**ASSIGNMENT:**
Set down all the data again. Change nothing.

**Page content records:**
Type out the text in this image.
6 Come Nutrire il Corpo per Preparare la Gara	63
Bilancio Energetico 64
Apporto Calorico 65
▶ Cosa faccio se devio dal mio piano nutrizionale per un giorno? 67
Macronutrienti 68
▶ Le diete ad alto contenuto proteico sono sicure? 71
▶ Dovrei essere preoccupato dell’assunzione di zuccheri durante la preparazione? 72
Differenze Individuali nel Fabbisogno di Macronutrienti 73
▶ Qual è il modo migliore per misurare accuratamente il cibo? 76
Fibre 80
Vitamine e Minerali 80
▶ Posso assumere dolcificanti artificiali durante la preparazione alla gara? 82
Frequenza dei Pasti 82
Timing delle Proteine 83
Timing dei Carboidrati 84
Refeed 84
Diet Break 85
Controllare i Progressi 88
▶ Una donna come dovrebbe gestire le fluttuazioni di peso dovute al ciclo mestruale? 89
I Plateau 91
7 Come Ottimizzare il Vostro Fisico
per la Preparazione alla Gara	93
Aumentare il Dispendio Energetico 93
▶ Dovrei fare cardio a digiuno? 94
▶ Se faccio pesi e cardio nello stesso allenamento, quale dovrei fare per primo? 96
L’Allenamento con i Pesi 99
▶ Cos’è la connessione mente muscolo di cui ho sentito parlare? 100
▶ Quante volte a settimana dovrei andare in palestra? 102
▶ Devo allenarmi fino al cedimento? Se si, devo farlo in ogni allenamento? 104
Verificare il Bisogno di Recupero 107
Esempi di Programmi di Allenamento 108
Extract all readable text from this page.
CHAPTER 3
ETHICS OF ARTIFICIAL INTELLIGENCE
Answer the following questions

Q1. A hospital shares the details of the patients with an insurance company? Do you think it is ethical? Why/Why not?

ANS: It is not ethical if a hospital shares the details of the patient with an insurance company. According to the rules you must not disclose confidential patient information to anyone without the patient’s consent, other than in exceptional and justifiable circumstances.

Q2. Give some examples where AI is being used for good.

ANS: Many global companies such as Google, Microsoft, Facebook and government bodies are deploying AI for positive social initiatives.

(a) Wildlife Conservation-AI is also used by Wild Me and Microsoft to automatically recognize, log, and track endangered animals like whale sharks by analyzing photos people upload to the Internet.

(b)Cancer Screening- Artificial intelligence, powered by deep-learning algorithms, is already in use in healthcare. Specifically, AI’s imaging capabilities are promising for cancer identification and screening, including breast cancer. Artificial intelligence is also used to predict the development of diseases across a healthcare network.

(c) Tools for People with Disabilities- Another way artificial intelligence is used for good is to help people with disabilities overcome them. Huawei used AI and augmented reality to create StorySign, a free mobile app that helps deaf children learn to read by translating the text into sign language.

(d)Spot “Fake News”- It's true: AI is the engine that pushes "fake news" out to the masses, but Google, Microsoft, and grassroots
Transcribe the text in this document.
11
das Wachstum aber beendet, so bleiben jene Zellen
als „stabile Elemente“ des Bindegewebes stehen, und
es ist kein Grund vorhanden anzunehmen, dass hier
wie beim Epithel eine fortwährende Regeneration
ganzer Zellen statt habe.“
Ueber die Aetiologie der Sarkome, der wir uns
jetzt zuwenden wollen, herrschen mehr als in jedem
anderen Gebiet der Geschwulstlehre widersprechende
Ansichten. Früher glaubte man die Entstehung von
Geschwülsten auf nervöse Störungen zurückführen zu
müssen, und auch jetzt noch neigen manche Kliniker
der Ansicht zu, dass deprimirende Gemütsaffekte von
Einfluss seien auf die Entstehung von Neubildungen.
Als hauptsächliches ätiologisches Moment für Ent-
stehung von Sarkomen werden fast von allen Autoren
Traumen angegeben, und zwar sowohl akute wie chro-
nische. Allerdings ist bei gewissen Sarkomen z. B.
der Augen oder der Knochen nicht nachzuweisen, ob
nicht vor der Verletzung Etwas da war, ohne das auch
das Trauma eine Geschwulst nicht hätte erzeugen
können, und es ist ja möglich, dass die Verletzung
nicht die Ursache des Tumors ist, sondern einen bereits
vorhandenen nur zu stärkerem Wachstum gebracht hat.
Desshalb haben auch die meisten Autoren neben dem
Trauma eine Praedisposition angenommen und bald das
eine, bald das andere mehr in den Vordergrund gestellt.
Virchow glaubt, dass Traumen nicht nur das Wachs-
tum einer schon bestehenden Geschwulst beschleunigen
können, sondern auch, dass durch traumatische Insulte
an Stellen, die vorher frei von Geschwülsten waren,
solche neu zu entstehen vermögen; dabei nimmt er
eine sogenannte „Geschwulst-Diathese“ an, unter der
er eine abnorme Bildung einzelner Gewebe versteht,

**YOUR RESPONSE:**
Type out the text in this image.
6 Come Nutrire il Corpo per Preparare la Gara	63
Bilancio Energetico 64
Apporto Calorico 65
▶ Cosa faccio se devio dal mio piano nutrizionale per un giorno? 67
Macronutrienti 68
▶ Le diete ad alto contenuto proteico sono sicure? 71
▶ Dovrei essere preoccupato dell’assunzione di zuccheri durante la preparazione? 72
Differenze Individuali nel Fabbisogno di Macronutrienti 73
▶ Qual è il modo migliore per misurare accuratamente il cibo? 76
Fibre 80
Vitamine e Minerali 80
▶ Posso assumere dolcificanti artificiali durante la preparazione alla gara? 82
Frequenza dei Pasti 82
Timing delle Proteine 83
Timing dei Carboidrati 84
Refeed 84
Diet Break 85
Controllare i Progressi 88
▶ Una donna come dovrebbe gestire le fluttuazioni di peso dovute al ciclo mestruale? 89
I Plateau 91
7 Come Ottimizzare il Vostro Fisico
per la Preparazione alla Gara	93
Aumentare il Dispendio Energetico 93
▶ Dovrei fare cardio a digiuno? 94
▶ Se faccio pesi e cardio nello stesso allenamento, quale dovrei fare per primo? 96
L’Allenamento con i Pesi 99
▶ Cos’è la connessione mente muscolo di cui ho sentito parlare? 100
▶ Quante volte a settimana dovrei andare in palestra? 102
▶ Devo allenarmi fino al cedimento? Se si, devo farlo in ogni allenamento? 104
Verificare il Bisogno di Recupero 107
Esempi di Programmi di Allenamento 108
Extract all readable text from this page.
CHAPTER 3
ETHICS OF ARTIFICIAL INTELLIGENCE
Answer the following questions

Q1. A hospital shares the details of the patients with an insurance company? Do you think it is ethical? Why/Why not?

ANS: It is not ethical if a hospital shares the details of the patient with an insurance company. According to the rules you must not disclose confidential patient information to anyone without the patient’s consent, other than in exceptional and justifiable circumstances.

Q2. Give some examples where AI is being used for good.

ANS: Many global companies such as Google, Microsoft, Facebook and government bodies are deploying AI for positive social initiatives.

(a) Wildlife Conservation-AI is also used by Wild Me and Microsoft to automatically recognize, log, and track endangered animals like whale sharks by analyzing photos people upload to the Internet.

(b)Cancer Screening- Artificial intelligence, powered by deep-learning algorithms, is already in use in healthcare. Specifically, AI’s imaging capabilities are promising for cancer identification and screening, including breast cancer. Artificial intelligence is also used to predict the development of diseases across a healthcare network.

(c) Tools for People with Disabilities- Another way artificial intelligence is used for good is to help people with disabilities overcome them. Huawei used AI and augmented reality to create StorySign, a free mobile app that helps deaf children learn to read by translating the text into sign language.

(d)Spot “Fake News”- It's true: AI is the engine that pushes "fake news" out to the masses, but Google, Microsoft, and grassroots
Transcribe the text in this document.
11
das Wachstum aber beendet, so bleiben jene Zellen
als „stabile Elemente“ des Bindegewebes stehen, und
es ist kein Grund vorhanden anzunehmen, dass hier
wie beim Epithel eine fortwährende Regeneration
ganzer Zellen statt habe.“
Ueber die Aetiologie der Sarkome, der wir uns
jetzt zuwenden wollen, herrschen mehr als in jedem
anderen Gebiet der Geschwulstlehre widersprechende
Ansichten. Früher glaubte man die Entstehung von
Geschwülsten auf nervöse Störungen zurückführen zu
müssen, und auch jetzt noch neigen manche Kliniker
der Ansicht zu, dass deprimirende Gemütsaffekte von
Einfluss seien auf die Entstehung von Neubildungen.
Als hauptsächliches ätiologisches Moment für Ent-
stehung von Sarkomen werden fast von allen Autoren
Traumen angegeben, und zwar sowohl akute wie chro-
nische. Allerdings ist bei gewissen Sarkomen z. B.
der Augen oder der Knochen nicht nachzuweisen, ob
nicht vor der Verletzung Etwas da war, ohne das auch
das Trauma eine Geschwulst nicht hätte erzeugen
können, und es ist ja möglich, dass die Verletzung
nicht die Ursache des Tumors ist, sondern einen bereits
vorhandenen nur zu stärkerem Wachstum gebracht hat.
Desshalb haben auch die meisten Autoren neben dem
Trauma eine Praedisposition angenommen und bald das
eine, bald das andere mehr in den Vordergrund gestellt.
Virchow glaubt, dass Traumen nicht nur das Wachs-
tum einer schon bestehenden Geschwulst beschleunigen
können, sondern auch, dass durch traumatische Insulte
an Stellen, die vorher frei von Geschwülsten waren,
solche neu zu entstehen vermögen; dabei nimmt er
eine sogenannte „Geschwulst-Diathese“ an, unter der
er eine abnorme Bildung einzelner Gewebe versteht,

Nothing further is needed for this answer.